* [What needs to be done]:
Update the entries from the beginning through the line containing "category-body: Network and", changing "dropdown-field" to "combo-box" and leaving everything else as it is.

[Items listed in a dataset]
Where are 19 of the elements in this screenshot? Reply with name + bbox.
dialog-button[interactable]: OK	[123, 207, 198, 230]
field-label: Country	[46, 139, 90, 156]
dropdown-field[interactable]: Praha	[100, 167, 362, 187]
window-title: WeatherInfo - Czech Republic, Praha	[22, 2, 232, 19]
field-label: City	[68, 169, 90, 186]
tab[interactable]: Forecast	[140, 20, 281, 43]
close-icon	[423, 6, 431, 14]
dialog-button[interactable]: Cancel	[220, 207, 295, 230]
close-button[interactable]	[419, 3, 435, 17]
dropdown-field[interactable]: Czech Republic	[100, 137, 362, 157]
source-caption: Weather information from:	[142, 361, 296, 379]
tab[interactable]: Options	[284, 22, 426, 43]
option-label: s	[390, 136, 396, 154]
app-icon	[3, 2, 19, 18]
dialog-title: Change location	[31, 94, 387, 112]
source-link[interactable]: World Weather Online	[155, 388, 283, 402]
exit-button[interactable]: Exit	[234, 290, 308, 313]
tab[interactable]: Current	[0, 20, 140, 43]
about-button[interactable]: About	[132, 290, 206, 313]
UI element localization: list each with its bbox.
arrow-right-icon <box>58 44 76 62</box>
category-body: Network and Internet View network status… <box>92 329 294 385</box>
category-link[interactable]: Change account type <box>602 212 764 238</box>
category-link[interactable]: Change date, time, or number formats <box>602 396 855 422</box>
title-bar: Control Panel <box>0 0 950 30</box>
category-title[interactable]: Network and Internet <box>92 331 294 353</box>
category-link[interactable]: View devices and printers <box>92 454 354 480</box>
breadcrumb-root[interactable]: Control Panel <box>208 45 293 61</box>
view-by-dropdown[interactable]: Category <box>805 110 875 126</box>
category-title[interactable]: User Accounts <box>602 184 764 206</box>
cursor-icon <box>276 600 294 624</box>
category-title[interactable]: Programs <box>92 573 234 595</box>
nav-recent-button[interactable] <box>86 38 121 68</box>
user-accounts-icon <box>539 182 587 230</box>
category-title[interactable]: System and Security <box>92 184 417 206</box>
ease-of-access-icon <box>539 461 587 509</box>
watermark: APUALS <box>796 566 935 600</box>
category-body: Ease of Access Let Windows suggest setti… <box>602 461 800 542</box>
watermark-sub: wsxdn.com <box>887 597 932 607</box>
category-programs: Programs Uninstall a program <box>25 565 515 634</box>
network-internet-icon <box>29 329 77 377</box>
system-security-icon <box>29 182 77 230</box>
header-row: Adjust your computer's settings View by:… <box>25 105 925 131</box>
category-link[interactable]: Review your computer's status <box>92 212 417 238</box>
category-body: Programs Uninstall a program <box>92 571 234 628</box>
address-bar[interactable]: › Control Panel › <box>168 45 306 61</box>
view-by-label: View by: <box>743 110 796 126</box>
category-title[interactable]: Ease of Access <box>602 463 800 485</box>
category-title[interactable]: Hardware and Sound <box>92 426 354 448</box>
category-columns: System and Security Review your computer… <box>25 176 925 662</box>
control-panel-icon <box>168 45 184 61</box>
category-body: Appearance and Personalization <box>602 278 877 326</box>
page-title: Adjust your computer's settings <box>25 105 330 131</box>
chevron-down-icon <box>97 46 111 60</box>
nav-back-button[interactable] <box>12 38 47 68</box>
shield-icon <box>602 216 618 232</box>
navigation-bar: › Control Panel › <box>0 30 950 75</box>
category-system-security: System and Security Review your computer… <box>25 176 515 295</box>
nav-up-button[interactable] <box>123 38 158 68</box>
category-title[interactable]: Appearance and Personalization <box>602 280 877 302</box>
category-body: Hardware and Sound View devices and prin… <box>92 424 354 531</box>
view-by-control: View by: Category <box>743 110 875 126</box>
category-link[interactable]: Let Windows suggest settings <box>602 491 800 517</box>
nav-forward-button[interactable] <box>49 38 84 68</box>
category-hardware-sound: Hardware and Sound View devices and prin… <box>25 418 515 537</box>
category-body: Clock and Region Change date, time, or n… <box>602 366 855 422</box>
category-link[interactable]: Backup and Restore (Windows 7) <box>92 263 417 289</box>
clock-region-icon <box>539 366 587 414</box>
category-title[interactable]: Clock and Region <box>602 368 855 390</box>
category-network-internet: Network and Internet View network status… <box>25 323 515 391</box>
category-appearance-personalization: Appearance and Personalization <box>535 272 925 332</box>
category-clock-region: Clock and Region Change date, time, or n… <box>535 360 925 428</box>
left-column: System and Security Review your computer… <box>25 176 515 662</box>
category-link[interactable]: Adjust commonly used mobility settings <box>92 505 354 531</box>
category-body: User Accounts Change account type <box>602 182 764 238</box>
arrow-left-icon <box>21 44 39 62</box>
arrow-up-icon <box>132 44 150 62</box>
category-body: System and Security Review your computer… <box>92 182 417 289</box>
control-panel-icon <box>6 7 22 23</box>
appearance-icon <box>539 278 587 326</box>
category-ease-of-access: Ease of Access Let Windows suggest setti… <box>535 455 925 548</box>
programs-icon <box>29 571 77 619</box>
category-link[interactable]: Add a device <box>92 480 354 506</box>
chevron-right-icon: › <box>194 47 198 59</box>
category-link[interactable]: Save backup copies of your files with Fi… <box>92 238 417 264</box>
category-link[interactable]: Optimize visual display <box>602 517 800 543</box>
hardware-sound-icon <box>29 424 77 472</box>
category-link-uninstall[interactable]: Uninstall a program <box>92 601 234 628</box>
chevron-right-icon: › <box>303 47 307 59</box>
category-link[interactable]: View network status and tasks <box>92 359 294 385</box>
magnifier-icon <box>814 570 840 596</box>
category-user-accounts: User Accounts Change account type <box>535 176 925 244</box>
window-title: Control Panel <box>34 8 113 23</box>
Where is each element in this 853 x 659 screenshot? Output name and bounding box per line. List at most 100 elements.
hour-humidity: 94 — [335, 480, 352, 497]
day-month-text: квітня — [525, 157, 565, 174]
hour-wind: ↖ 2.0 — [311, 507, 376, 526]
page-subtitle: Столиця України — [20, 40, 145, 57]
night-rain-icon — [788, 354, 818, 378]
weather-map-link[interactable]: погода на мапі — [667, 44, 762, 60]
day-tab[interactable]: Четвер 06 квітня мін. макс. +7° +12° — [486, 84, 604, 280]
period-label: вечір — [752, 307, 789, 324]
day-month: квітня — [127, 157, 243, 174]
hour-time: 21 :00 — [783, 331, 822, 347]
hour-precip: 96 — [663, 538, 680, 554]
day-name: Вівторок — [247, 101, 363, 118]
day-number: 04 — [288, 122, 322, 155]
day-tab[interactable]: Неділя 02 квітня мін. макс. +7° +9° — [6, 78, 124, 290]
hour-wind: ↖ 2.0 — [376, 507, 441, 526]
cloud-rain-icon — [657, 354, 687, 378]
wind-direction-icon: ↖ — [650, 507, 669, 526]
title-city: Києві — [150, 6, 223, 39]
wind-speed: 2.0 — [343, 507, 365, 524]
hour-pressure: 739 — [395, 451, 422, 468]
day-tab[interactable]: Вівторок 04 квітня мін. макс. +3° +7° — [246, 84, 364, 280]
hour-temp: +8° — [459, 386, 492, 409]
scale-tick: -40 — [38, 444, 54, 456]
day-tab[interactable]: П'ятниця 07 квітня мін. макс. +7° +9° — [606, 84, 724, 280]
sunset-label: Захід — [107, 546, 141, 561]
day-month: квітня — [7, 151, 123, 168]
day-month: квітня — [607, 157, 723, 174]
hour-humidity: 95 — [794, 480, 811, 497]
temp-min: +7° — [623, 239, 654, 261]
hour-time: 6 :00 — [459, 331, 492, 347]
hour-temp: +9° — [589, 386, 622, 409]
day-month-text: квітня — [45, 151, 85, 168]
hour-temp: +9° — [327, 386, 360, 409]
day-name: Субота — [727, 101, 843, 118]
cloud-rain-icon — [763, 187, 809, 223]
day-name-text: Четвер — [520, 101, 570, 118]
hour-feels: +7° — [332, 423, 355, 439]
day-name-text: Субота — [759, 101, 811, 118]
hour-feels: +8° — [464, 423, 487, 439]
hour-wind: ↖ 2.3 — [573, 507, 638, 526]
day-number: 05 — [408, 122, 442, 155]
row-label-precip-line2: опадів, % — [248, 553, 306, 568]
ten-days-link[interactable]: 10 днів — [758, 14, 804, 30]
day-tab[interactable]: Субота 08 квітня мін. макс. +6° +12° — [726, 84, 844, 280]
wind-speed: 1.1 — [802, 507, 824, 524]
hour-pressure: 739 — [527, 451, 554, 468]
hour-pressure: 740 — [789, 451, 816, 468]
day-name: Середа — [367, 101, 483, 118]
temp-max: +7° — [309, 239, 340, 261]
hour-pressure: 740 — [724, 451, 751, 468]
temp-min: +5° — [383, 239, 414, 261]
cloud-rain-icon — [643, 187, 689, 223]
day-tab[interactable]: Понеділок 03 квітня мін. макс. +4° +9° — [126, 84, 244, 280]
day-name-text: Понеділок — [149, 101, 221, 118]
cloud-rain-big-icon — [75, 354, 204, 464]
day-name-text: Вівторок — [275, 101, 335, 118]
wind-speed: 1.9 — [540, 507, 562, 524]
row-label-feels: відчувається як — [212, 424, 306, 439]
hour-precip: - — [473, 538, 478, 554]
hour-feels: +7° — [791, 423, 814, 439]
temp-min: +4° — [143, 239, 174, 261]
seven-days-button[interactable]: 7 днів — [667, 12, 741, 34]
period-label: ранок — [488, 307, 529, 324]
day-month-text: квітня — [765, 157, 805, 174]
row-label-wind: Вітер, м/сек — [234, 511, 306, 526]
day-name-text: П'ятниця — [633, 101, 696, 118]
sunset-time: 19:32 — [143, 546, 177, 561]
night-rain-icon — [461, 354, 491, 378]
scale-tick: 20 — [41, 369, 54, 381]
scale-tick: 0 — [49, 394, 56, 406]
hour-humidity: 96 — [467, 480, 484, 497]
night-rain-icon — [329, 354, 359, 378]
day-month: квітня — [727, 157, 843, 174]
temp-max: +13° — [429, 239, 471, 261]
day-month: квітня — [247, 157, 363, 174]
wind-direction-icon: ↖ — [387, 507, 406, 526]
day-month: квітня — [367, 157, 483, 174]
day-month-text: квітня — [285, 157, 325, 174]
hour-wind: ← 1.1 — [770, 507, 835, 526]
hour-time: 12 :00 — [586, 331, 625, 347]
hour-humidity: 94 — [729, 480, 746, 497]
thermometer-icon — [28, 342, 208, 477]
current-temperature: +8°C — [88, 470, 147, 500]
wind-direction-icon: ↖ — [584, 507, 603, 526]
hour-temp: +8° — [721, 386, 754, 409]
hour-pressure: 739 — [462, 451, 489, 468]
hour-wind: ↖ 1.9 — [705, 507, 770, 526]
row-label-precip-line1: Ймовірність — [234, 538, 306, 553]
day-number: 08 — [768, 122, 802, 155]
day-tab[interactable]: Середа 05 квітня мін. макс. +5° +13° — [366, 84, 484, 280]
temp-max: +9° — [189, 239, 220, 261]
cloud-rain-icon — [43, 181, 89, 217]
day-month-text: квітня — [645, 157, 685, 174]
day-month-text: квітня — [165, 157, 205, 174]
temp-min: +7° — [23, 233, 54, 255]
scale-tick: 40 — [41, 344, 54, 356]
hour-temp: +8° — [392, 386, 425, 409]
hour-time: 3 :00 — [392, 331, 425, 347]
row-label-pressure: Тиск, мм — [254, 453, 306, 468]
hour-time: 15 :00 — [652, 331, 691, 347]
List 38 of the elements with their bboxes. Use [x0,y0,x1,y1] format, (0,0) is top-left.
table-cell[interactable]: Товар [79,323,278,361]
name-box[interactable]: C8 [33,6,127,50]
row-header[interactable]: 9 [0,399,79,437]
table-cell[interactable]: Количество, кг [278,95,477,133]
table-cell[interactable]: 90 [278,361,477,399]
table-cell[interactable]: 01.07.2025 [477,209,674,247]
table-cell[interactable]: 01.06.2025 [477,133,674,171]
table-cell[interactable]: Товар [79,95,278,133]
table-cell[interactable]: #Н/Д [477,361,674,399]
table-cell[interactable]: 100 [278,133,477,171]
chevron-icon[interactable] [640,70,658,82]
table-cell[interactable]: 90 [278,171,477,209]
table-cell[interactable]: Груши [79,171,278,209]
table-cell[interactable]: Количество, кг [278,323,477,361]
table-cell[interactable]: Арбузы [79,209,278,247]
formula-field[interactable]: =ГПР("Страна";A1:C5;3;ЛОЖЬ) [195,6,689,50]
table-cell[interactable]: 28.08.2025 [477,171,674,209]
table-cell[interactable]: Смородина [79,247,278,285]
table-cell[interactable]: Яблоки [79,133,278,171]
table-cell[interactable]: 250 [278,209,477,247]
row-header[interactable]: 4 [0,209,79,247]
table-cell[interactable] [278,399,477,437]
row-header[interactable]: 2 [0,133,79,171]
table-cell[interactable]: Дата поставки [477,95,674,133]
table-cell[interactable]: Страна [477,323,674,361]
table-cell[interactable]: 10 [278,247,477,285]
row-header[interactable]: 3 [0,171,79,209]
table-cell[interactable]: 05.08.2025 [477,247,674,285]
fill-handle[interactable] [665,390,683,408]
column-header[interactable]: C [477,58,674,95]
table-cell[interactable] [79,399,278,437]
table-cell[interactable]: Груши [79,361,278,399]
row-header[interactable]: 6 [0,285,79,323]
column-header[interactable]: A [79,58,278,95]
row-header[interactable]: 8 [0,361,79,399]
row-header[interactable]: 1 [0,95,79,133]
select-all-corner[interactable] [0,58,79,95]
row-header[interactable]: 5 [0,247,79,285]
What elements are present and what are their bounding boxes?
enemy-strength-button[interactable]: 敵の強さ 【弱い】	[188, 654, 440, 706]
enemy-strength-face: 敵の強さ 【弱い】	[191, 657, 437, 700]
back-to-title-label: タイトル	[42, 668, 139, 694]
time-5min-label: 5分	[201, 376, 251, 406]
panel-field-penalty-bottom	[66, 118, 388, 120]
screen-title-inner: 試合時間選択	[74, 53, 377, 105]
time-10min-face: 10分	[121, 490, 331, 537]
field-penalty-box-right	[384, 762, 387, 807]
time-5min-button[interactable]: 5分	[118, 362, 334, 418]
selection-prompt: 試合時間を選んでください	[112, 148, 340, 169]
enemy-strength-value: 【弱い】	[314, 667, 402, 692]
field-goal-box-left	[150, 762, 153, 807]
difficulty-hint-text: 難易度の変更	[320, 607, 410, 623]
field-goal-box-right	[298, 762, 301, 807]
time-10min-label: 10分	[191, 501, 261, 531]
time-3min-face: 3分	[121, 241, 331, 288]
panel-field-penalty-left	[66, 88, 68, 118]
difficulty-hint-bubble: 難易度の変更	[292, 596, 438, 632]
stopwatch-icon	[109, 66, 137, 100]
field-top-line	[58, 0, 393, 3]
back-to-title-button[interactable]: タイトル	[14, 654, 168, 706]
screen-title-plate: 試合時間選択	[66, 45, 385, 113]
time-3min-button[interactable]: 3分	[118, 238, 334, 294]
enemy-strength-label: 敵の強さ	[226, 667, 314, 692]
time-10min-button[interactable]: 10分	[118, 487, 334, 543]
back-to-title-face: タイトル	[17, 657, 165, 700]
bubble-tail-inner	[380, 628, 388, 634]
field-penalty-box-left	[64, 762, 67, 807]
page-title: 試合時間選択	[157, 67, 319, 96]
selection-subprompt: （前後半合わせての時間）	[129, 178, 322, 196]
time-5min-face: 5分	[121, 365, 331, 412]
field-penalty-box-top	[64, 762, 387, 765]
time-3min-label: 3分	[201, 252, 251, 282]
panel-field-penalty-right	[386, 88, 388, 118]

* [Output of the exercise]:
Where are 19 of the elements in this screenshot? Reply with name + bbox.
dialog-button[interactable]: OK	[123, 207, 198, 230]
field-label: Country	[46, 139, 90, 156]
combo-box[interactable]: Praha	[100, 167, 362, 187]
window-title: WeatherInfo - Czech Republic, Praha	[22, 2, 232, 19]
field-label: City	[68, 169, 90, 186]
tab[interactable]: Forecast	[140, 20, 281, 43]
close-icon	[423, 6, 431, 14]
dialog-button[interactable]: Cancel	[220, 207, 295, 230]
close-button[interactable]	[419, 3, 435, 17]
combo-box[interactable]: Czech Republic	[100, 137, 362, 157]
source-caption: Weather information from:	[142, 361, 296, 379]
tab[interactable]: Options	[284, 22, 426, 43]
option-label: s	[390, 136, 396, 154]
app-icon	[3, 2, 19, 18]
dialog-title: Change location	[31, 94, 387, 112]
source-link[interactable]: World Weather Online	[155, 388, 283, 402]
exit-button[interactable]: Exit	[234, 290, 308, 313]
tab[interactable]: Current	[0, 20, 140, 43]
about-button[interactable]: About	[132, 290, 206, 313]
UI element localization: list each with its bbox.
arrow-right-icon <box>58 44 76 62</box>
category-body: Network and Internet View network status… <box>92 329 294 385</box>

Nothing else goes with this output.